*** EXCERPTED RECORDS ***

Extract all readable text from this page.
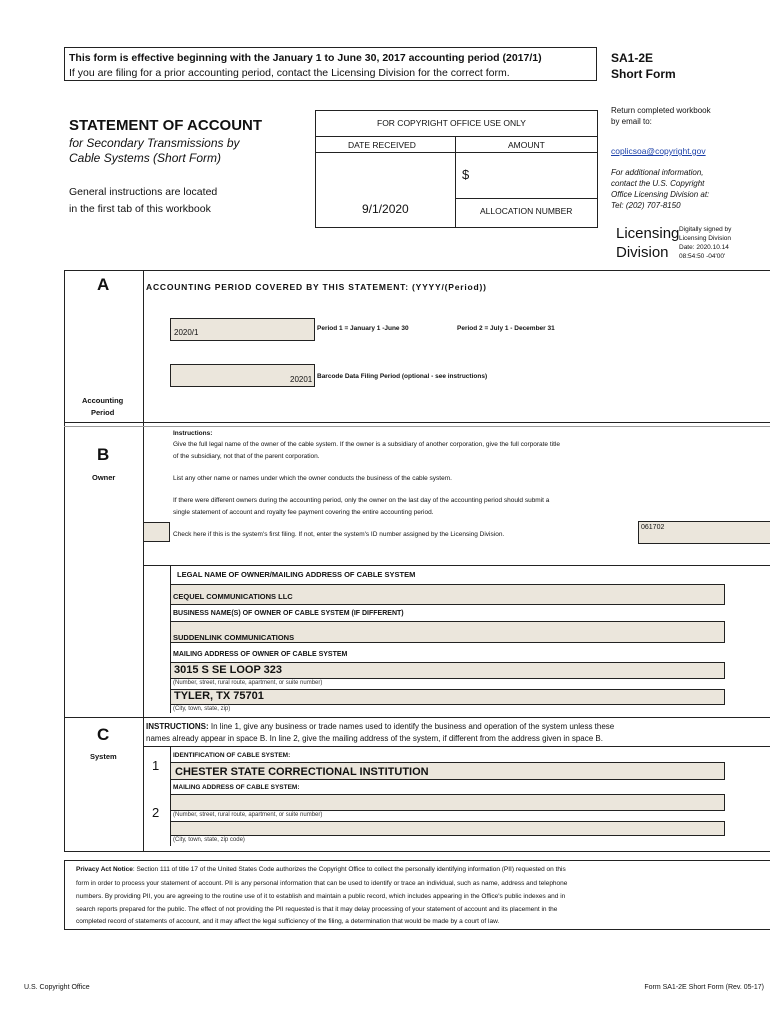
This form is effective beginning with the January 1 to June 30, 2017 accounting period (2017/1)
If you are filing for a prior accounting period, contact the Licensing Division for the correct form.
SA1-2E
Short Form
STATEMENT OF ACCOUNT
for Secondary Transmissions by
Cable Systems (Short Form)
General instructions are located
in the first tab of this workbook
FOR COPYRIGHT OFFICE USE ONLY
DATE RECEIVED	AMOUNT
$
9/1/2020	ALLOCATION NUMBER
Return completed workbook
by email to:
coplicsoa@copyright.gov
For additional information,
contact the U.S. Copyright
Office Licensing Division at:
Tel: (202) 707-8150
Licensing
Division
Digitally signed by
Licensing Division
Date: 2020.10.14
08:54:50 -04'00'
A
Accounting
Period
ACCOUNTING PERIOD COVERED BY THIS STATEMENT: (YYYY/(Period))
2020/1	Period 1 = January 1 -June 30	Period 2 = July 1 - December 31
20201 Barcode Data Filing Period (optional - see instructions)
B
Owner
Instructions:
Give the full legal name of the owner of the cable system. If the owner is a subsidiary of another corporation, give the full corporate title
of the subsidiary, not that of the parent corporation.
List any other name or names under which the owner conducts the business of the cable system.
If there were different owners during the accounting period, only the owner on the last day of the accounting period should submit a
single statement of account and royalty fee payment covering the entire accounting period.
Check here if this is the system's first filing. If not, enter the system's ID number assigned by the Licensing Division.
061702
LEGAL NAME OF OWNER/MAILING ADDRESS OF CABLE SYSTEM
CEQUEL COMMUNICATIONS LLC
BUSINESS NAME(S) OF OWNER OF CABLE SYSTEM (IF DIFFERENT)
SUDDENLINK COMMUNICATIONS
MAILING ADDRESS OF OWNER OF CABLE SYSTEM
3015 S SE LOOP 323
(Number, street, rural route, apartment, or suite number)
TYLER, TX 75701
(City, town, state, zip)
C
System
INSTRUCTIONS: In line 1, give any business or trade names used to identify the business and operation of the system unless these
names already appear in space B. In line 2, give the mailing address of the system, if different from the address given in space B.
1
IDENTIFICATION OF CABLE SYSTEM:
CHESTER STATE CORRECTIONAL INSTITUTION
MAILING ADDRESS OF CABLE SYSTEM:
2 (Number, street, rural route, apartment, or suite number)
(City, town, state, zip code)
Privacy Act Notice: Section 111 of title 17 of the United States Code authorizes the Copyright Office to collect the personally identifying information (PII) requested on this
form in order to process your statement of account. PII is any personal information that can be used to identify or trace an individual, such as name, address and telephone
numbers. By providing PII, you are agreeing to the routine use of it to establish and maintain a public record, which includes appearing in the Office's public indexes and in
search reports prepared for the public. The effect of not providing the PII requested is that it may delay processing of your statement of account and its placement in the
completed record of statements of account, and it may affect the legal sufficiency of the filing, a determination that would be made by a court of law.
U.S. Copyright Office	Form SA1-2E Short Form (Rev. 05-17)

***

Print out the lines exactly, skipping any picture.

EXPECTED ANSWER —
Extract all readable text from this page.
This form is effective beginning with the January 1 to June 30, 2017 accounting period (2017/1)
If you are filing for a prior accounting period, contact the Licensing Division for the correct form.
SA1-2E
Short Form
STATEMENT OF ACCOUNT
for Secondary Transmissions by
Cable Systems (Short Form)
General instructions are located
in the first tab of this workbook
FOR COPYRIGHT OFFICE USE ONLY
DATE RECEIVED	AMOUNT
$
9/1/2020	ALLOCATION NUMBER
Return completed workbook
by email to:
coplicsoa@copyright.gov
For additional information,
contact the U.S. Copyright
Office Licensing Division at:
Tel: (202) 707-8150
Licensing
Division
Digitally signed by
Licensing Division
Date: 2020.10.14
08:54:50 -04'00'
A
Accounting
Period
ACCOUNTING PERIOD COVERED BY THIS STATEMENT: (YYYY/(Period))
2020/1	Period 1 = January 1 -June 30	Period 2 = July 1 - December 31
20201 Barcode Data Filing Period (optional - see instructions)
B
Owner
Instructions:
Give the full legal name of the owner of the cable system. If the owner is a subsidiary of another corporation, give the full corporate title
of the subsidiary, not that of the parent corporation.
List any other name or names under which the owner conducts the business of the cable system.
If there were different owners during the accounting period, only the owner on the last day of the accounting period should submit a
single statement of account and royalty fee payment covering the entire accounting period.
Check here if this is the system's first filing. If not, enter the system's ID number assigned by the Licensing Division.
061702
LEGAL NAME OF OWNER/MAILING ADDRESS OF CABLE SYSTEM
CEQUEL COMMUNICATIONS LLC
BUSINESS NAME(S) OF OWNER OF CABLE SYSTEM (IF DIFFERENT)
SUDDENLINK COMMUNICATIONS
MAILING ADDRESS OF OWNER OF CABLE SYSTEM
3015 S SE LOOP 323
(Number, street, rural route, apartment, or suite number)
TYLER, TX 75701
(City, town, state, zip)
C
System
INSTRUCTIONS: In line 1, give any business or trade names used to identify the business and operation of the system unless these
names already appear in space B. In line 2, give the mailing address of the system, if different from the address given in space B.
1
IDENTIFICATION OF CABLE SYSTEM:
CHESTER STATE CORRECTIONAL INSTITUTION
MAILING ADDRESS OF CABLE SYSTEM:
2 (Number, street, rural route, apartment, or suite number)
(City, town, state, zip code)
Privacy Act Notice: Section 111 of title 17 of the United States Code authorizes the Copyright Office to collect the personally identifying information (PII) requested on this
form in order to process your statement of account. PII is any personal information that can be used to identify or trace an individual, such as name, address and telephone
numbers. By providing PII, you are agreeing to the routine use of it to establish and maintain a public record, which includes appearing in the Office's public indexes and in
search reports prepared for the public. The effect of not providing the PII requested is that it may delay processing of your statement of account and its placement in the
completed record of statements of account, and it may affect the legal sufficiency of the filing, a determination that would be made by a court of law.
U.S. Copyright Office	Form SA1-2E Short Form (Rev. 05-17)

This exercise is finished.